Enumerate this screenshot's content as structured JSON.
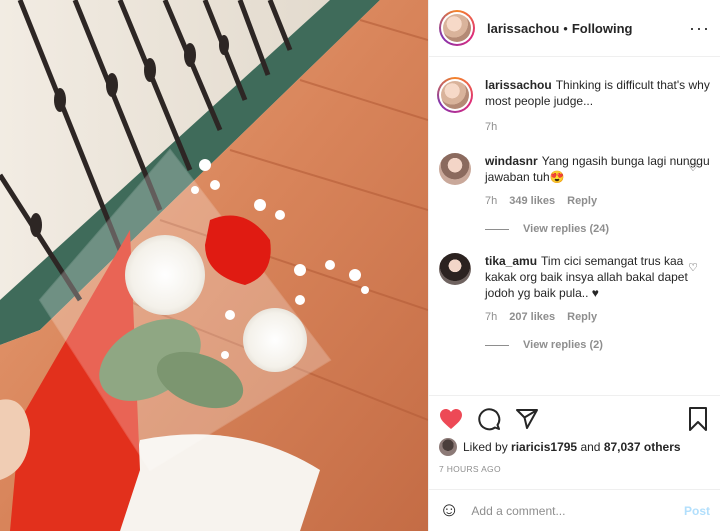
{
  "post": {
    "username": "larissachou",
    "separator": "•",
    "follow_status": "Following",
    "caption": "Thinking is difficult that's why most people judge...",
    "caption_time": "7h"
  },
  "comments": [
    {
      "username": "windasnr",
      "text": "Yang ngasih bunga lagi nunggu jawaban tuh😍",
      "time": "7h",
      "likes": "349 likes",
      "reply_label": "Reply",
      "view_replies": "View replies (24)"
    },
    {
      "username": "tika_amu",
      "text": "Tim cici semangat trus kaa kakak org baik insya allah bakal dapet jodoh yg baik pula.. ♥",
      "time": "7h",
      "likes": "207 likes",
      "reply_label": "Reply",
      "view_replies": "View replies (2)"
    }
  ],
  "engagement": {
    "liked_by_prefix": "Liked by",
    "liked_by_user": "riaricis1795",
    "liked_by_suffix": "and",
    "others": "87,037 others",
    "timestamp": "7 HOURS AGO"
  },
  "composer": {
    "placeholder": "Add a comment...",
    "post_label": "Post"
  },
  "icons": {
    "like": "heart-icon",
    "comment": "comment-icon",
    "share": "share-icon",
    "save": "bookmark-icon",
    "options": "more-icon",
    "emoji": "emoji-icon"
  },
  "colors": {
    "like_active": "#ed4956",
    "post_disabled": "#b2dffc",
    "muted_text": "#8e8e8e"
  }
}
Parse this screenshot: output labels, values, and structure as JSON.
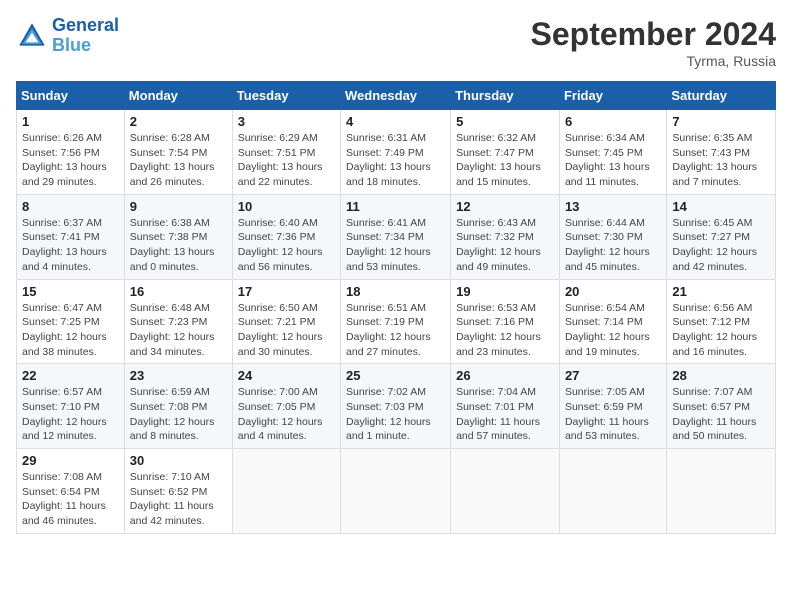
{
  "header": {
    "logo_line1": "General",
    "logo_line2": "Blue",
    "month": "September 2024",
    "location": "Tyrma, Russia"
  },
  "weekdays": [
    "Sunday",
    "Monday",
    "Tuesday",
    "Wednesday",
    "Thursday",
    "Friday",
    "Saturday"
  ],
  "weeks": [
    [
      {
        "day": "1",
        "info": "Sunrise: 6:26 AM\nSunset: 7:56 PM\nDaylight: 13 hours\nand 29 minutes."
      },
      {
        "day": "2",
        "info": "Sunrise: 6:28 AM\nSunset: 7:54 PM\nDaylight: 13 hours\nand 26 minutes."
      },
      {
        "day": "3",
        "info": "Sunrise: 6:29 AM\nSunset: 7:51 PM\nDaylight: 13 hours\nand 22 minutes."
      },
      {
        "day": "4",
        "info": "Sunrise: 6:31 AM\nSunset: 7:49 PM\nDaylight: 13 hours\nand 18 minutes."
      },
      {
        "day": "5",
        "info": "Sunrise: 6:32 AM\nSunset: 7:47 PM\nDaylight: 13 hours\nand 15 minutes."
      },
      {
        "day": "6",
        "info": "Sunrise: 6:34 AM\nSunset: 7:45 PM\nDaylight: 13 hours\nand 11 minutes."
      },
      {
        "day": "7",
        "info": "Sunrise: 6:35 AM\nSunset: 7:43 PM\nDaylight: 13 hours\nand 7 minutes."
      }
    ],
    [
      {
        "day": "8",
        "info": "Sunrise: 6:37 AM\nSunset: 7:41 PM\nDaylight: 13 hours\nand 4 minutes."
      },
      {
        "day": "9",
        "info": "Sunrise: 6:38 AM\nSunset: 7:38 PM\nDaylight: 13 hours\nand 0 minutes."
      },
      {
        "day": "10",
        "info": "Sunrise: 6:40 AM\nSunset: 7:36 PM\nDaylight: 12 hours\nand 56 minutes."
      },
      {
        "day": "11",
        "info": "Sunrise: 6:41 AM\nSunset: 7:34 PM\nDaylight: 12 hours\nand 53 minutes."
      },
      {
        "day": "12",
        "info": "Sunrise: 6:43 AM\nSunset: 7:32 PM\nDaylight: 12 hours\nand 49 minutes."
      },
      {
        "day": "13",
        "info": "Sunrise: 6:44 AM\nSunset: 7:30 PM\nDaylight: 12 hours\nand 45 minutes."
      },
      {
        "day": "14",
        "info": "Sunrise: 6:45 AM\nSunset: 7:27 PM\nDaylight: 12 hours\nand 42 minutes."
      }
    ],
    [
      {
        "day": "15",
        "info": "Sunrise: 6:47 AM\nSunset: 7:25 PM\nDaylight: 12 hours\nand 38 minutes."
      },
      {
        "day": "16",
        "info": "Sunrise: 6:48 AM\nSunset: 7:23 PM\nDaylight: 12 hours\nand 34 minutes."
      },
      {
        "day": "17",
        "info": "Sunrise: 6:50 AM\nSunset: 7:21 PM\nDaylight: 12 hours\nand 30 minutes."
      },
      {
        "day": "18",
        "info": "Sunrise: 6:51 AM\nSunset: 7:19 PM\nDaylight: 12 hours\nand 27 minutes."
      },
      {
        "day": "19",
        "info": "Sunrise: 6:53 AM\nSunset: 7:16 PM\nDaylight: 12 hours\nand 23 minutes."
      },
      {
        "day": "20",
        "info": "Sunrise: 6:54 AM\nSunset: 7:14 PM\nDaylight: 12 hours\nand 19 minutes."
      },
      {
        "day": "21",
        "info": "Sunrise: 6:56 AM\nSunset: 7:12 PM\nDaylight: 12 hours\nand 16 minutes."
      }
    ],
    [
      {
        "day": "22",
        "info": "Sunrise: 6:57 AM\nSunset: 7:10 PM\nDaylight: 12 hours\nand 12 minutes."
      },
      {
        "day": "23",
        "info": "Sunrise: 6:59 AM\nSunset: 7:08 PM\nDaylight: 12 hours\nand 8 minutes."
      },
      {
        "day": "24",
        "info": "Sunrise: 7:00 AM\nSunset: 7:05 PM\nDaylight: 12 hours\nand 4 minutes."
      },
      {
        "day": "25",
        "info": "Sunrise: 7:02 AM\nSunset: 7:03 PM\nDaylight: 12 hours\nand 1 minute."
      },
      {
        "day": "26",
        "info": "Sunrise: 7:04 AM\nSunset: 7:01 PM\nDaylight: 11 hours\nand 57 minutes."
      },
      {
        "day": "27",
        "info": "Sunrise: 7:05 AM\nSunset: 6:59 PM\nDaylight: 11 hours\nand 53 minutes."
      },
      {
        "day": "28",
        "info": "Sunrise: 7:07 AM\nSunset: 6:57 PM\nDaylight: 11 hours\nand 50 minutes."
      }
    ],
    [
      {
        "day": "29",
        "info": "Sunrise: 7:08 AM\nSunset: 6:54 PM\nDaylight: 11 hours\nand 46 minutes."
      },
      {
        "day": "30",
        "info": "Sunrise: 7:10 AM\nSunset: 6:52 PM\nDaylight: 11 hours\nand 42 minutes."
      },
      {
        "day": "",
        "info": ""
      },
      {
        "day": "",
        "info": ""
      },
      {
        "day": "",
        "info": ""
      },
      {
        "day": "",
        "info": ""
      },
      {
        "day": "",
        "info": ""
      }
    ]
  ]
}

-=-=-=-=-

Prompt: Copy out the records above in full, exactly as written, but not the pictures.

Solution for this exercise:
Enumerate this screenshot's content as structured JSON.
{
  "post": {
    "username": "larissachou",
    "separator": "•",
    "follow_status": "Following",
    "caption": "Thinking is difficult that's why most people judge...",
    "caption_time": "7h"
  },
  "comments": [
    {
      "username": "windasnr",
      "text": "Yang ngasih bunga lagi nunggu jawaban tuh😍",
      "time": "7h",
      "likes": "349 likes",
      "reply_label": "Reply",
      "view_replies": "View replies (24)"
    },
    {
      "username": "tika_amu",
      "text": "Tim cici semangat trus kaa kakak org baik insya allah bakal dapet jodoh yg baik pula.. ♥",
      "time": "7h",
      "likes": "207 likes",
      "reply_label": "Reply",
      "view_replies": "View replies (2)"
    }
  ],
  "engagement": {
    "liked_by_prefix": "Liked by",
    "liked_by_user": "riaricis1795",
    "liked_by_suffix": "and",
    "others": "87,037 others",
    "timestamp": "7 HOURS AGO"
  },
  "composer": {
    "placeholder": "Add a comment...",
    "post_label": "Post"
  },
  "icons": {
    "like": "heart-icon",
    "comment": "comment-icon",
    "share": "share-icon",
    "save": "bookmark-icon",
    "options": "more-icon",
    "emoji": "emoji-icon"
  },
  "colors": {
    "like_active": "#ed4956",
    "post_disabled": "#b2dffc",
    "muted_text": "#8e8e8e"
  }
}
Parse this screenshot: output labels, values, and structure as JSON.
{
  "header": {
    "logo_line1": "General",
    "logo_line2": "Blue",
    "month": "September 2024",
    "location": "Tyrma, Russia"
  },
  "weekdays": [
    "Sunday",
    "Monday",
    "Tuesday",
    "Wednesday",
    "Thursday",
    "Friday",
    "Saturday"
  ],
  "weeks": [
    [
      {
        "day": "1",
        "info": "Sunrise: 6:26 AM\nSunset: 7:56 PM\nDaylight: 13 hours\nand 29 minutes."
      },
      {
        "day": "2",
        "info": "Sunrise: 6:28 AM\nSunset: 7:54 PM\nDaylight: 13 hours\nand 26 minutes."
      },
      {
        "day": "3",
        "info": "Sunrise: 6:29 AM\nSunset: 7:51 PM\nDaylight: 13 hours\nand 22 minutes."
      },
      {
        "day": "4",
        "info": "Sunrise: 6:31 AM\nSunset: 7:49 PM\nDaylight: 13 hours\nand 18 minutes."
      },
      {
        "day": "5",
        "info": "Sunrise: 6:32 AM\nSunset: 7:47 PM\nDaylight: 13 hours\nand 15 minutes."
      },
      {
        "day": "6",
        "info": "Sunrise: 6:34 AM\nSunset: 7:45 PM\nDaylight: 13 hours\nand 11 minutes."
      },
      {
        "day": "7",
        "info": "Sunrise: 6:35 AM\nSunset: 7:43 PM\nDaylight: 13 hours\nand 7 minutes."
      }
    ],
    [
      {
        "day": "8",
        "info": "Sunrise: 6:37 AM\nSunset: 7:41 PM\nDaylight: 13 hours\nand 4 minutes."
      },
      {
        "day": "9",
        "info": "Sunrise: 6:38 AM\nSunset: 7:38 PM\nDaylight: 13 hours\nand 0 minutes."
      },
      {
        "day": "10",
        "info": "Sunrise: 6:40 AM\nSunset: 7:36 PM\nDaylight: 12 hours\nand 56 minutes."
      },
      {
        "day": "11",
        "info": "Sunrise: 6:41 AM\nSunset: 7:34 PM\nDaylight: 12 hours\nand 53 minutes."
      },
      {
        "day": "12",
        "info": "Sunrise: 6:43 AM\nSunset: 7:32 PM\nDaylight: 12 hours\nand 49 minutes."
      },
      {
        "day": "13",
        "info": "Sunrise: 6:44 AM\nSunset: 7:30 PM\nDaylight: 12 hours\nand 45 minutes."
      },
      {
        "day": "14",
        "info": "Sunrise: 6:45 AM\nSunset: 7:27 PM\nDaylight: 12 hours\nand 42 minutes."
      }
    ],
    [
      {
        "day": "15",
        "info": "Sunrise: 6:47 AM\nSunset: 7:25 PM\nDaylight: 12 hours\nand 38 minutes."
      },
      {
        "day": "16",
        "info": "Sunrise: 6:48 AM\nSunset: 7:23 PM\nDaylight: 12 hours\nand 34 minutes."
      },
      {
        "day": "17",
        "info": "Sunrise: 6:50 AM\nSunset: 7:21 PM\nDaylight: 12 hours\nand 30 minutes."
      },
      {
        "day": "18",
        "info": "Sunrise: 6:51 AM\nSunset: 7:19 PM\nDaylight: 12 hours\nand 27 minutes."
      },
      {
        "day": "19",
        "info": "Sunrise: 6:53 AM\nSunset: 7:16 PM\nDaylight: 12 hours\nand 23 minutes."
      },
      {
        "day": "20",
        "info": "Sunrise: 6:54 AM\nSunset: 7:14 PM\nDaylight: 12 hours\nand 19 minutes."
      },
      {
        "day": "21",
        "info": "Sunrise: 6:56 AM\nSunset: 7:12 PM\nDaylight: 12 hours\nand 16 minutes."
      }
    ],
    [
      {
        "day": "22",
        "info": "Sunrise: 6:57 AM\nSunset: 7:10 PM\nDaylight: 12 hours\nand 12 minutes."
      },
      {
        "day": "23",
        "info": "Sunrise: 6:59 AM\nSunset: 7:08 PM\nDaylight: 12 hours\nand 8 minutes."
      },
      {
        "day": "24",
        "info": "Sunrise: 7:00 AM\nSunset: 7:05 PM\nDaylight: 12 hours\nand 4 minutes."
      },
      {
        "day": "25",
        "info": "Sunrise: 7:02 AM\nSunset: 7:03 PM\nDaylight: 12 hours\nand 1 minute."
      },
      {
        "day": "26",
        "info": "Sunrise: 7:04 AM\nSunset: 7:01 PM\nDaylight: 11 hours\nand 57 minutes."
      },
      {
        "day": "27",
        "info": "Sunrise: 7:05 AM\nSunset: 6:59 PM\nDaylight: 11 hours\nand 53 minutes."
      },
      {
        "day": "28",
        "info": "Sunrise: 7:07 AM\nSunset: 6:57 PM\nDaylight: 11 hours\nand 50 minutes."
      }
    ],
    [
      {
        "day": "29",
        "info": "Sunrise: 7:08 AM\nSunset: 6:54 PM\nDaylight: 11 hours\nand 46 minutes."
      },
      {
        "day": "30",
        "info": "Sunrise: 7:10 AM\nSunset: 6:52 PM\nDaylight: 11 hours\nand 42 minutes."
      },
      {
        "day": "",
        "info": ""
      },
      {
        "day": "",
        "info": ""
      },
      {
        "day": "",
        "info": ""
      },
      {
        "day": "",
        "info": ""
      },
      {
        "day": "",
        "info": ""
      }
    ]
  ]
}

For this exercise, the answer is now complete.